Tally every line of the listing below that holds "Leisure", then give the tally alone.

>> BEGIN Material provided

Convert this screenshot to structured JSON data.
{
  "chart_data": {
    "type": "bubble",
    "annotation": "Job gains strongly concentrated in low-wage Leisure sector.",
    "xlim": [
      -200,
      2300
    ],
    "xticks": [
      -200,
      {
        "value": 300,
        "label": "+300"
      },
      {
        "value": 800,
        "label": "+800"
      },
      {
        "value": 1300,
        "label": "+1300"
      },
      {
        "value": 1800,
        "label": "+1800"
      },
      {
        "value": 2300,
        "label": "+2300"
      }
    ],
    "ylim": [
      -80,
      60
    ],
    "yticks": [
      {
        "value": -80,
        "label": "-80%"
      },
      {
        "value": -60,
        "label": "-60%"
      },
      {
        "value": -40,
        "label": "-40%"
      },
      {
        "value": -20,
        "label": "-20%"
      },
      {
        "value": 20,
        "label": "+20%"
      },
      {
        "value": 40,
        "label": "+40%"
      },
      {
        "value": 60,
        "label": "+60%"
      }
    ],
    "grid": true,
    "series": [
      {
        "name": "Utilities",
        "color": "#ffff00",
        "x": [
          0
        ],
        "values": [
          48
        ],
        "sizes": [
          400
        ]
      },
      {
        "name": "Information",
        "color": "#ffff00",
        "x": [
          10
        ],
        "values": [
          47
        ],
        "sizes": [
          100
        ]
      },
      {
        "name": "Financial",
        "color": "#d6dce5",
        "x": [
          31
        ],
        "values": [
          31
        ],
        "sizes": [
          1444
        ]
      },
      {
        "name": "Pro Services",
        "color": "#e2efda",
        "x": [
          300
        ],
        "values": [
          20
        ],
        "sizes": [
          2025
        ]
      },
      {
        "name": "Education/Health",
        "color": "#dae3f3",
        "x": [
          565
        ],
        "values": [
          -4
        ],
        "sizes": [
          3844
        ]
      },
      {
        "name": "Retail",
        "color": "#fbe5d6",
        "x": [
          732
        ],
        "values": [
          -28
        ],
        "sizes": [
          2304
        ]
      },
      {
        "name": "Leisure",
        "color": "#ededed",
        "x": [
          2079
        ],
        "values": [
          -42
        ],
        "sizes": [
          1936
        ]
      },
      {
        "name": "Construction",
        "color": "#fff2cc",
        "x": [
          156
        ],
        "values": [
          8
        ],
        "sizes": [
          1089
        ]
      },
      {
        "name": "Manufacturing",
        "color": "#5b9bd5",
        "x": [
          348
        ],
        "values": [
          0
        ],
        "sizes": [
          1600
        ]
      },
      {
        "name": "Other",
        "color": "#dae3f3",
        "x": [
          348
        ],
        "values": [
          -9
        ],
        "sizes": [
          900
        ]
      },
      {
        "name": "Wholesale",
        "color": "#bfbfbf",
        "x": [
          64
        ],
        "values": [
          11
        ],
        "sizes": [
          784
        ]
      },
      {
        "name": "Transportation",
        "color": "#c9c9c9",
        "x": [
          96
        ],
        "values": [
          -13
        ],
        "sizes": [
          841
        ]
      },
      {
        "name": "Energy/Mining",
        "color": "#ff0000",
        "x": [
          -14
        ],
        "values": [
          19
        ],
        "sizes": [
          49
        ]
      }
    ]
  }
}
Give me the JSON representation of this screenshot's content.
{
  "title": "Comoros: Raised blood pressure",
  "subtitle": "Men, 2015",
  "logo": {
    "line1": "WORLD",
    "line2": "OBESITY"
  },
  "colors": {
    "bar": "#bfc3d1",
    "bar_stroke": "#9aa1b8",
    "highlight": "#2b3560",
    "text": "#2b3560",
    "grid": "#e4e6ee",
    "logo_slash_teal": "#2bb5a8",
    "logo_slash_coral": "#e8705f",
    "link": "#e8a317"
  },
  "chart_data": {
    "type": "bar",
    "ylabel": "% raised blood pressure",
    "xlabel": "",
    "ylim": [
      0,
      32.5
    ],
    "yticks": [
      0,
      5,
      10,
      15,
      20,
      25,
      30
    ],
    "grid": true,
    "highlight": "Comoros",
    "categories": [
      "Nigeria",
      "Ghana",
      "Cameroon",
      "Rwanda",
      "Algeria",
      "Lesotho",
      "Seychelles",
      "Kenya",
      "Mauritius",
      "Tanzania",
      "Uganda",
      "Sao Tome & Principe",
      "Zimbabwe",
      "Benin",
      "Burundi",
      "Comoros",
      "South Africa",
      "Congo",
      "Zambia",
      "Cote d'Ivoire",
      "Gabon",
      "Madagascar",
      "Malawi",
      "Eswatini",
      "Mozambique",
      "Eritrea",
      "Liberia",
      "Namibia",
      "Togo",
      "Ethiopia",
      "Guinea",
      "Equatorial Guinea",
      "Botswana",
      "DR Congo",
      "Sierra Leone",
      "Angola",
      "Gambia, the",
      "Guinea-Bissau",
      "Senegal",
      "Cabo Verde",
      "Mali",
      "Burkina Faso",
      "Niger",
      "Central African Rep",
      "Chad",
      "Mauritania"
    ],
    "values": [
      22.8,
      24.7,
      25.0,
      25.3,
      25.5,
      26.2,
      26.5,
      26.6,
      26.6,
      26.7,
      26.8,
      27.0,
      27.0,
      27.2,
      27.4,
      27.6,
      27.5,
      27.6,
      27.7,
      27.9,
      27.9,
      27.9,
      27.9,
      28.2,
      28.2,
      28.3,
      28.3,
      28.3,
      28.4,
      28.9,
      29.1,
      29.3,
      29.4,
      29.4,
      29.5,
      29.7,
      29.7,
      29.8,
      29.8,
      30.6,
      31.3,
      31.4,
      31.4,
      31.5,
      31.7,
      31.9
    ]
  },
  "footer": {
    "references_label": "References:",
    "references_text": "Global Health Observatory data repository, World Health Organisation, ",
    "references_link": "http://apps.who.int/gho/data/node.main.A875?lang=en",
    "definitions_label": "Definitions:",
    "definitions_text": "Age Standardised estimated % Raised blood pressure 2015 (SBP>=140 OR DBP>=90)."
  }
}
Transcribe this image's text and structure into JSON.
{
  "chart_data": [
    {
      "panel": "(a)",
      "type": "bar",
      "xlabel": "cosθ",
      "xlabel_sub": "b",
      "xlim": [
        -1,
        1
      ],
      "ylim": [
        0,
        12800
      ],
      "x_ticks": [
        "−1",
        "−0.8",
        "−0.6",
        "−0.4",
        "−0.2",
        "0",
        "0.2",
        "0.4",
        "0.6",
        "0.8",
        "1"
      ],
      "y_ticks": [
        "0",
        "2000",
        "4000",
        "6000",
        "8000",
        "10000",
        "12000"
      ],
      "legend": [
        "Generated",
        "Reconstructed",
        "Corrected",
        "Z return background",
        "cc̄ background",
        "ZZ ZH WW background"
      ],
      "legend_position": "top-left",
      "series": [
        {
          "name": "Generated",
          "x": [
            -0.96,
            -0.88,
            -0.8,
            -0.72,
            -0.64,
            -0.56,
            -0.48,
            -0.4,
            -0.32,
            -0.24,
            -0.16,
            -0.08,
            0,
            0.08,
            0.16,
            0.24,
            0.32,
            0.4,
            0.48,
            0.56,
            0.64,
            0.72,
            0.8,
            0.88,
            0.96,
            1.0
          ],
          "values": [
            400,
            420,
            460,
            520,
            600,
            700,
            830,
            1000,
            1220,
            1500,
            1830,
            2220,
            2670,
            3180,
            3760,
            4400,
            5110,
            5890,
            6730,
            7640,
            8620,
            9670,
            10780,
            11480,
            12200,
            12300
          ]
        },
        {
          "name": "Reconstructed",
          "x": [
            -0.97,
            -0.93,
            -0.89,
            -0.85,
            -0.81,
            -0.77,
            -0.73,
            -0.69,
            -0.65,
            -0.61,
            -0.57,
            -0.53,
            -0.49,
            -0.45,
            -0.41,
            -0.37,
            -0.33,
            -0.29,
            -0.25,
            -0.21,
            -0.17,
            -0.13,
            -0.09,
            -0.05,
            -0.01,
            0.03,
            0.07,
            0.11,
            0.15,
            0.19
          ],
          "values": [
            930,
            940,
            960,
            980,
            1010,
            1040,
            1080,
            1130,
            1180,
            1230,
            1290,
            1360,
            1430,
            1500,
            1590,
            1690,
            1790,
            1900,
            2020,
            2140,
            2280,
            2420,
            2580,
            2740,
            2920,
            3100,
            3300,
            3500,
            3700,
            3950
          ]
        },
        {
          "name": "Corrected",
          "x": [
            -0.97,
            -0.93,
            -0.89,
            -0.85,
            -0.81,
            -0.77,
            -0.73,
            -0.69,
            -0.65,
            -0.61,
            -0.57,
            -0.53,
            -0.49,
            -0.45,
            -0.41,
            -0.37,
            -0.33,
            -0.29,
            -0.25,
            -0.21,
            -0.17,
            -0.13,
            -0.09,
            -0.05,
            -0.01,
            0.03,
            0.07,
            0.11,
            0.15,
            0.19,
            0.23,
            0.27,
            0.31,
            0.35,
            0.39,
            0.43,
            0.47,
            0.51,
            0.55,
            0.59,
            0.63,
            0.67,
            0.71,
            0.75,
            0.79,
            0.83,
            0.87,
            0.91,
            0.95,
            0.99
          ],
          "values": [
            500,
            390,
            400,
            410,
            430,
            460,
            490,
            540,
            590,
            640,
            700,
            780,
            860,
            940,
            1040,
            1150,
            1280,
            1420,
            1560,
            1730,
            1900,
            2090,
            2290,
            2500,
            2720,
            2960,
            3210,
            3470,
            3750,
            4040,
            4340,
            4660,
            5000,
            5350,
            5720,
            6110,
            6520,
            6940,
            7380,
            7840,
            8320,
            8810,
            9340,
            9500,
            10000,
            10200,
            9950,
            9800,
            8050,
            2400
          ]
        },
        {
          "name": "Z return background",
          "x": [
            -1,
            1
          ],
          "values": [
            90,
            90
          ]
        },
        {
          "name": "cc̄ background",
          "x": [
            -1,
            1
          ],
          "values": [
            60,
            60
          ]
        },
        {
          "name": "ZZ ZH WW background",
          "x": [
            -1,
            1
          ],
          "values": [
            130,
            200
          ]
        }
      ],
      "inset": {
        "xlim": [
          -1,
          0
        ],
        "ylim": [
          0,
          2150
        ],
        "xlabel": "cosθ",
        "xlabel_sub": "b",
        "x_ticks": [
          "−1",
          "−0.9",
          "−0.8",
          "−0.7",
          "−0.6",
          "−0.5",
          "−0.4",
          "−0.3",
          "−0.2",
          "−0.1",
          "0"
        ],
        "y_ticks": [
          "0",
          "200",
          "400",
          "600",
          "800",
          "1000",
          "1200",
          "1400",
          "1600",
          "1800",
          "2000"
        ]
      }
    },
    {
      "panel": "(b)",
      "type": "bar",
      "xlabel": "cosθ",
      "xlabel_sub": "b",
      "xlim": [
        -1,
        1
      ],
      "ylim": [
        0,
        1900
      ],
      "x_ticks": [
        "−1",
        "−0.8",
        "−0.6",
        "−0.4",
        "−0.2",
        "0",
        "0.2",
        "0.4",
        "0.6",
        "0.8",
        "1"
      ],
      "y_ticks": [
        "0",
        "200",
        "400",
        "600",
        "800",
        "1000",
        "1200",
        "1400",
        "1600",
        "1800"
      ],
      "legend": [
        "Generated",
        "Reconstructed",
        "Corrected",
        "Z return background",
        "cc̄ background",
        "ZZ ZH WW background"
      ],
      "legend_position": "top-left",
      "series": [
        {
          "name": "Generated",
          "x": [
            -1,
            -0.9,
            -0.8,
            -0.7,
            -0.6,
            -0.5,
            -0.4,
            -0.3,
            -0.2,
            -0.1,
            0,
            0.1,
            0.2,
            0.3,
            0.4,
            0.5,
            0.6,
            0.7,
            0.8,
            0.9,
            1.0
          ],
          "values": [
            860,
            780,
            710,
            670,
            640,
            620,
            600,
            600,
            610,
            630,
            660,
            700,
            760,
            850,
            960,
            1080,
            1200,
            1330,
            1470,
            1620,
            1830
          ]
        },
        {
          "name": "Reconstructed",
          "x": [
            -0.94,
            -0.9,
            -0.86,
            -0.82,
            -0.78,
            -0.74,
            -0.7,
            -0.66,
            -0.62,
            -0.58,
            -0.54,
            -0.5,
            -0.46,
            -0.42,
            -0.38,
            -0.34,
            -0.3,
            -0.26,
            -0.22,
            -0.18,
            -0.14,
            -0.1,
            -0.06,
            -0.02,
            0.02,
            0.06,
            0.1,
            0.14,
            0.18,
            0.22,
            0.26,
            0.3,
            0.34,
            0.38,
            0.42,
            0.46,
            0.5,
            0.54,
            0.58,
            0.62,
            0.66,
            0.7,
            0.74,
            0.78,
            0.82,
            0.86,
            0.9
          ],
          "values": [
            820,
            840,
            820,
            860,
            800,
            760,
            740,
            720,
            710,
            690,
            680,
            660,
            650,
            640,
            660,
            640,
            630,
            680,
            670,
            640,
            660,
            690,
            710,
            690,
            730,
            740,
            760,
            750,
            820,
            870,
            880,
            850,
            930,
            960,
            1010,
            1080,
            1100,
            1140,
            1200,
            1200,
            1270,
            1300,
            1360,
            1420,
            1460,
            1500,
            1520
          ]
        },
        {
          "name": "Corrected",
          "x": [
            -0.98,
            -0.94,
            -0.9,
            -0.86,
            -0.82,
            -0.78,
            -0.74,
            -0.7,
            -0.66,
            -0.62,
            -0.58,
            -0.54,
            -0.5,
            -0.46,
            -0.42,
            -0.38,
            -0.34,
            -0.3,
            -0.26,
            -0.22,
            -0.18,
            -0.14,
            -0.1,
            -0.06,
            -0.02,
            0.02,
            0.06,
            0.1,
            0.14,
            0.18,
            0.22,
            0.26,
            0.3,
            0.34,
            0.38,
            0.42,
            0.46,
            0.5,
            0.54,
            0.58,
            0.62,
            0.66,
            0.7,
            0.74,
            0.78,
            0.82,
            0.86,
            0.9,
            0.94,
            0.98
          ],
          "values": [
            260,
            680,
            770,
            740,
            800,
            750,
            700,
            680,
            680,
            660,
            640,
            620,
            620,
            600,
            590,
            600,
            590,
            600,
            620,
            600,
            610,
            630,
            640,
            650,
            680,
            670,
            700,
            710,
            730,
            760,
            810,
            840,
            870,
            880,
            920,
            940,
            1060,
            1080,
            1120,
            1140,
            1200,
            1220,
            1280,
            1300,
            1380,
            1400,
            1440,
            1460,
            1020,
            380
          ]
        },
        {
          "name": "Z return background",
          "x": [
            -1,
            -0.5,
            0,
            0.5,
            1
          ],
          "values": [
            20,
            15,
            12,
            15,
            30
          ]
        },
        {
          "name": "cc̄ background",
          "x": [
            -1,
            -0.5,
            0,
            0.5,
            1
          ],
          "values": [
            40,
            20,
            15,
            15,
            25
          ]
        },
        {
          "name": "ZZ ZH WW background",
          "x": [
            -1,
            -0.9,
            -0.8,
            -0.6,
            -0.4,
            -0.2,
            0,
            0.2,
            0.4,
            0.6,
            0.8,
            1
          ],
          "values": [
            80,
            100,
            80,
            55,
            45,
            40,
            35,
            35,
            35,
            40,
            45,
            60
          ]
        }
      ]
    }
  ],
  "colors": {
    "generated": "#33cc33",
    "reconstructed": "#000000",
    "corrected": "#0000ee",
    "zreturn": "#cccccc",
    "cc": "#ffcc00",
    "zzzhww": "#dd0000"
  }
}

>> END Material provided

* _Task answer_: 2